Dataset items
----

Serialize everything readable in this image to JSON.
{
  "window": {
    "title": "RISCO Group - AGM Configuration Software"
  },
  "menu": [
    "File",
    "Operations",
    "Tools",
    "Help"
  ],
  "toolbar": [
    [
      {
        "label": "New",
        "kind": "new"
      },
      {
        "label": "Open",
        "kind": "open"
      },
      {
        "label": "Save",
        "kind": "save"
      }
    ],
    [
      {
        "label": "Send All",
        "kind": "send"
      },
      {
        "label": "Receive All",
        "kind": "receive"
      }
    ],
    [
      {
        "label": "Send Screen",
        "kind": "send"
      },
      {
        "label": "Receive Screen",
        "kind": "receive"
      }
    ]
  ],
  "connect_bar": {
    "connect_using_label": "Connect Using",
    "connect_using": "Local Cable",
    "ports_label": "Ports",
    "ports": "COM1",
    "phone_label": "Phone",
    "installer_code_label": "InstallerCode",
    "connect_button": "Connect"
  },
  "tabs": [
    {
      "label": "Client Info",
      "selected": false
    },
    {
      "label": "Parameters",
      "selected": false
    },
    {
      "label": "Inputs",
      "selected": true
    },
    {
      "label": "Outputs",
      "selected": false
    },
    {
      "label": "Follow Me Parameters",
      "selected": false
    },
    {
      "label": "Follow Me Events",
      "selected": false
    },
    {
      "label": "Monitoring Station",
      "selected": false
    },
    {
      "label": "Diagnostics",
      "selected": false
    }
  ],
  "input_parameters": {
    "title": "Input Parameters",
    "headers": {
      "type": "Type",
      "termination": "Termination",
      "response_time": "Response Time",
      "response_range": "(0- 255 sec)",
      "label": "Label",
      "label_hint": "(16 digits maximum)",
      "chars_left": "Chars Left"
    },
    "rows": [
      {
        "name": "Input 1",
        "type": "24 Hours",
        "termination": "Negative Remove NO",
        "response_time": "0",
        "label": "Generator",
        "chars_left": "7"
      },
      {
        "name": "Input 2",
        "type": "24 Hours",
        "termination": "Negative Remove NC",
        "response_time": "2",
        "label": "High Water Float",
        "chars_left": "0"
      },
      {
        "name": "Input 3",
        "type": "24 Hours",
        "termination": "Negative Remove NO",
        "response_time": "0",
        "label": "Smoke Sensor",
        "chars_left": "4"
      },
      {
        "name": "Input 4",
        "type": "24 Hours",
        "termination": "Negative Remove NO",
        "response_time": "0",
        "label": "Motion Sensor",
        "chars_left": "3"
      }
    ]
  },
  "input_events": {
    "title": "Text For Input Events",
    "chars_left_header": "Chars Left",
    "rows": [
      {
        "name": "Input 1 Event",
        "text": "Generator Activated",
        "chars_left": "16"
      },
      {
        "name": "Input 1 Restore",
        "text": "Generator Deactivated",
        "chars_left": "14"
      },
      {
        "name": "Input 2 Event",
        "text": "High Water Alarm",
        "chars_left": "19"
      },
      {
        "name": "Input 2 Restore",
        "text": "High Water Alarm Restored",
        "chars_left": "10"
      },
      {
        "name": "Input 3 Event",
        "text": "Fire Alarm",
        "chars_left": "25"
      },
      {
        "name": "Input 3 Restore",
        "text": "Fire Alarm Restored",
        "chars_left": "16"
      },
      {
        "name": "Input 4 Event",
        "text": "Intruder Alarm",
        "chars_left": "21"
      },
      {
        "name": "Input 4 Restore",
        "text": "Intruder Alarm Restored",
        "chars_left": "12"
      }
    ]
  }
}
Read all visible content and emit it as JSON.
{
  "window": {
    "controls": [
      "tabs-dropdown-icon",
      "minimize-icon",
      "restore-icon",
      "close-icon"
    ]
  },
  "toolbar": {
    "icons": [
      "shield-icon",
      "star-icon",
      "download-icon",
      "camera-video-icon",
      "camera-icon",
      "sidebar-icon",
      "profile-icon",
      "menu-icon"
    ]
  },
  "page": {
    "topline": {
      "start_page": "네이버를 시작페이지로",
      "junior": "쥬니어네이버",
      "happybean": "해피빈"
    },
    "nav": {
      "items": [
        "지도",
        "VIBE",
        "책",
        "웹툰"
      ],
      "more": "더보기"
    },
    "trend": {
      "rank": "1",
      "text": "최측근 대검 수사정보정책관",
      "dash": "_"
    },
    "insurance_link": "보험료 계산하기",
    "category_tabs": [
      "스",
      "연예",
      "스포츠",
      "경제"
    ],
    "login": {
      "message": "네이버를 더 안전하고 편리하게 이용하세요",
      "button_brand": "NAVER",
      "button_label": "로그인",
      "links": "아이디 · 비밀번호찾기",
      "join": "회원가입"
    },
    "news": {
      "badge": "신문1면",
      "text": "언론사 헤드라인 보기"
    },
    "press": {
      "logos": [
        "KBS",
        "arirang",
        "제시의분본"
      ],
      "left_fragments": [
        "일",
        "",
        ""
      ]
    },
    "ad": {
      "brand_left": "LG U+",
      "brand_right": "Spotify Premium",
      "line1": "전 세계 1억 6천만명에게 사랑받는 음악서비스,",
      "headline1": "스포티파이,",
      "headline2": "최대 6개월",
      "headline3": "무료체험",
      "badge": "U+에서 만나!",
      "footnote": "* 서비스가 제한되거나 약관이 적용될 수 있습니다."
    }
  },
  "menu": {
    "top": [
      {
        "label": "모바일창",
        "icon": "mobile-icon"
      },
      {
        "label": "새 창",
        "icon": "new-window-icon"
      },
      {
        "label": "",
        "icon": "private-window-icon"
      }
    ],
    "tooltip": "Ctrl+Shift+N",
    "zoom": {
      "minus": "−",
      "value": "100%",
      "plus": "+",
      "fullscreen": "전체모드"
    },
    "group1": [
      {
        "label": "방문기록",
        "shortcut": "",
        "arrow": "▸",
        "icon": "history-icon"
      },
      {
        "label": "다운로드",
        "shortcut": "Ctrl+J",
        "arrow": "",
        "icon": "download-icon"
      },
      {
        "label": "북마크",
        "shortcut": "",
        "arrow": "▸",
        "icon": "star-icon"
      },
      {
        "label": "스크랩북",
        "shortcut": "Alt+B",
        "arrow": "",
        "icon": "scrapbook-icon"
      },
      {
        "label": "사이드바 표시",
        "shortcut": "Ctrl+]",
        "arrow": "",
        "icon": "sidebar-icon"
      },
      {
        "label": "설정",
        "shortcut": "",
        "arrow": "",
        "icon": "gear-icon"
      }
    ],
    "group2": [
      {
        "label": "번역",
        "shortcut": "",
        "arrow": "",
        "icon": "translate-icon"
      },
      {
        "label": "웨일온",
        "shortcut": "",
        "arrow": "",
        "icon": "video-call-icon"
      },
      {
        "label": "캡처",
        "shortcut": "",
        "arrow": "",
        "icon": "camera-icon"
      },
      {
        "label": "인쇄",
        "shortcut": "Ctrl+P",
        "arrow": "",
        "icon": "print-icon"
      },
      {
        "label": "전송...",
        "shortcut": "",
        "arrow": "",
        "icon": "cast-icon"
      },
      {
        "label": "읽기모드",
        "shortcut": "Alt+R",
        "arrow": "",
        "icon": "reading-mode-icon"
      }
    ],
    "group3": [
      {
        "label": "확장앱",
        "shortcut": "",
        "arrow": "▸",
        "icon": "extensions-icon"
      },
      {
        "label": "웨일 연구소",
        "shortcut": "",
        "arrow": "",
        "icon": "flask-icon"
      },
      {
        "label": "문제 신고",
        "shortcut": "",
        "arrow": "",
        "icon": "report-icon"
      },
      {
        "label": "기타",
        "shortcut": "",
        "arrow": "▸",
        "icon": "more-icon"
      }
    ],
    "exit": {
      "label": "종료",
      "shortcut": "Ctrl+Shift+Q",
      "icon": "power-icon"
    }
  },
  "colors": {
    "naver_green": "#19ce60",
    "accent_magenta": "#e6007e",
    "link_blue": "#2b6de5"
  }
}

----

WORK TO COMPLETE
Reproduce the full listing word for word.

PROBLEM SOLUTION
Serialize everything readable in this image to JSON.
{
  "window": {
    "title": "RISCO Group - AGM Configuration Software"
  },
  "menu": [
    "File",
    "Operations",
    "Tools",
    "Help"
  ],
  "toolbar": [
    [
      {
        "label": "New",
        "kind": "new"
      },
      {
        "label": "Open",
        "kind": "open"
      },
      {
        "label": "Save",
        "kind": "save"
      }
    ],
    [
      {
        "label": "Send All",
        "kind": "send"
      },
      {
        "label": "Receive All",
        "kind": "receive"
      }
    ],
    [
      {
        "label": "Send Screen",
        "kind": "send"
      },
      {
        "label": "Receive Screen",
        "kind": "receive"
      }
    ]
  ],
  "connect_bar": {
    "connect_using_label": "Connect Using",
    "connect_using": "Local Cable",
    "ports_label": "Ports",
    "ports": "COM1",
    "phone_label": "Phone",
    "installer_code_label": "InstallerCode",
    "connect_button": "Connect"
  },
  "tabs": [
    {
      "label": "Client Info",
      "selected": false
    },
    {
      "label": "Parameters",
      "selected": false
    },
    {
      "label": "Inputs",
      "selected": true
    },
    {
      "label": "Outputs",
      "selected": false
    },
    {
      "label": "Follow Me Parameters",
      "selected": false
    },
    {
      "label": "Follow Me Events",
      "selected": false
    },
    {
      "label": "Monitoring Station",
      "selected": false
    },
    {
      "label": "Diagnostics",
      "selected": false
    }
  ],
  "input_parameters": {
    "title": "Input Parameters",
    "headers": {
      "type": "Type",
      "termination": "Termination",
      "response_time": "Response Time",
      "response_range": "(0- 255 sec)",
      "label": "Label",
      "label_hint": "(16 digits maximum)",
      "chars_left": "Chars Left"
    },
    "rows": [
      {
        "name": "Input 1",
        "type": "24 Hours",
        "termination": "Negative Remove NO",
        "response_time": "0",
        "label": "Generator",
        "chars_left": "7"
      },
      {
        "name": "Input 2",
        "type": "24 Hours",
        "termination": "Negative Remove NC",
        "response_time": "2",
        "label": "High Water Float",
        "chars_left": "0"
      },
      {
        "name": "Input 3",
        "type": "24 Hours",
        "termination": "Negative Remove NO",
        "response_time": "0",
        "label": "Smoke Sensor",
        "chars_left": "4"
      },
      {
        "name": "Input 4",
        "type": "24 Hours",
        "termination": "Negative Remove NO",
        "response_time": "0",
        "label": "Motion Sensor",
        "chars_left": "3"
      }
    ]
  },
  "input_events": {
    "title": "Text For Input Events",
    "chars_left_header": "Chars Left",
    "rows": [
      {
        "name": "Input 1 Event",
        "text": "Generator Activated",
        "chars_left": "16"
      },
      {
        "name": "Input 1 Restore",
        "text": "Generator Deactivated",
        "chars_left": "14"
      },
      {
        "name": "Input 2 Event",
        "text": "High Water Alarm",
        "chars_left": "19"
      },
      {
        "name": "Input 2 Restore",
        "text": "High Water Alarm Restored",
        "chars_left": "10"
      },
      {
        "name": "Input 3 Event",
        "text": "Fire Alarm",
        "chars_left": "25"
      },
      {
        "name": "Input 3 Restore",
        "text": "Fire Alarm Restored",
        "chars_left": "16"
      },
      {
        "name": "Input 4 Event",
        "text": "Intruder Alarm",
        "chars_left": "21"
      },
      {
        "name": "Input 4 Restore",
        "text": "Intruder Alarm Restored",
        "chars_left": "12"
      }
    ]
  }
}
Read all visible content and emit it as JSON.
{
  "window": {
    "controls": [
      "tabs-dropdown-icon",
      "minimize-icon",
      "restore-icon",
      "close-icon"
    ]
  },
  "toolbar": {
    "icons": [
      "shield-icon",
      "star-icon",
      "download-icon",
      "camera-video-icon",
      "camera-icon",
      "sidebar-icon",
      "profile-icon",
      "menu-icon"
    ]
  },
  "page": {
    "topline": {
      "start_page": "네이버를 시작페이지로",
      "junior": "쥬니어네이버",
      "happybean": "해피빈"
    },
    "nav": {
      "items": [
        "지도",
        "VIBE",
        "책",
        "웹툰"
      ],
      "more": "더보기"
    },
    "trend": {
      "rank": "1",
      "text": "최측근 대검 수사정보정책관",
      "dash": "_"
    },
    "insurance_link": "보험료 계산하기",
    "category_tabs": [
      "스",
      "연예",
      "스포츠",
      "경제"
    ],
    "login": {
      "message": "네이버를 더 안전하고 편리하게 이용하세요",
      "button_brand": "NAVER",
      "button_label": "로그인",
      "links": "아이디 · 비밀번호찾기",
      "join": "회원가입"
    },
    "news": {
      "badge": "신문1면",
      "text": "언론사 헤드라인 보기"
    },
    "press": {
      "logos": [
        "KBS",
        "arirang",
        "제시의분본"
      ],
      "left_fragments": [
        "일",
        "",
        ""
      ]
    },
    "ad": {
      "brand_left": "LG U+",
      "brand_right": "Spotify Premium",
      "line1": "전 세계 1억 6천만명에게 사랑받는 음악서비스,",
      "headline1": "스포티파이,",
      "headline2": "최대 6개월",
      "headline3": "무료체험",
      "badge": "U+에서 만나!",
      "footnote": "* 서비스가 제한되거나 약관이 적용될 수 있습니다."
    }
  },
  "menu": {
    "top": [
      {
        "label": "모바일창",
        "icon": "mobile-icon"
      },
      {
        "label": "새 창",
        "icon": "new-window-icon"
      },
      {
        "label": "",
        "icon": "private-window-icon"
      }
    ],
    "tooltip": "Ctrl+Shift+N",
    "zoom": {
      "minus": "−",
      "value": "100%",
      "plus": "+",
      "fullscreen": "전체모드"
    },
    "group1": [
      {
        "label": "방문기록",
        "shortcut": "",
        "arrow": "▸",
        "icon": "history-icon"
      },
      {
        "label": "다운로드",
        "shortcut": "Ctrl+J",
        "arrow": "",
        "icon": "download-icon"
      },
      {
        "label": "북마크",
        "shortcut": "",
        "arrow": "▸",
        "icon": "star-icon"
      },
      {
        "label": "스크랩북",
        "shortcut": "Alt+B",
        "arrow": "",
        "icon": "scrapbook-icon"
      },
      {
        "label": "사이드바 표시",
        "shortcut": "Ctrl+]",
        "arrow": "",
        "icon": "sidebar-icon"
      },
      {
        "label": "설정",
        "shortcut": "",
        "arrow": "",
        "icon": "gear-icon"
      }
    ],
    "group2": [
      {
        "label": "번역",
        "shortcut": "",
        "arrow": "",
        "icon": "translate-icon"
      },
      {
        "label": "웨일온",
        "shortcut": "",
        "arrow": "",
        "icon": "video-call-icon"
      },
      {
        "label": "캡처",
        "shortcut": "",
        "arrow": "",
        "icon": "camera-icon"
      },
      {
        "label": "인쇄",
        "shortcut": "Ctrl+P",
        "arrow": "",
        "icon": "print-icon"
      },
      {
        "label": "전송...",
        "shortcut": "",
        "arrow": "",
        "icon": "cast-icon"
      },
      {
        "label": "읽기모드",
        "shortcut": "Alt+R",
        "arrow": "",
        "icon": "reading-mode-icon"
      }
    ],
    "group3": [
      {
        "label": "확장앱",
        "shortcut": "",
        "arrow": "▸",
        "icon": "extensions-icon"
      },
      {
        "label": "웨일 연구소",
        "shortcut": "",
        "arrow": "",
        "icon": "flask-icon"
      },
      {
        "label": "문제 신고",
        "shortcut": "",
        "arrow": "",
        "icon": "report-icon"
      },
      {
        "label": "기타",
        "shortcut": "",
        "arrow": "▸",
        "icon": "more-icon"
      }
    ],
    "exit": {
      "label": "종료",
      "shortcut": "Ctrl+Shift+Q",
      "icon": "power-icon"
    }
  },
  "colors": {
    "naver_green": "#19ce60",
    "accent_magenta": "#e6007e",
    "link_blue": "#2b6de5"
  }
}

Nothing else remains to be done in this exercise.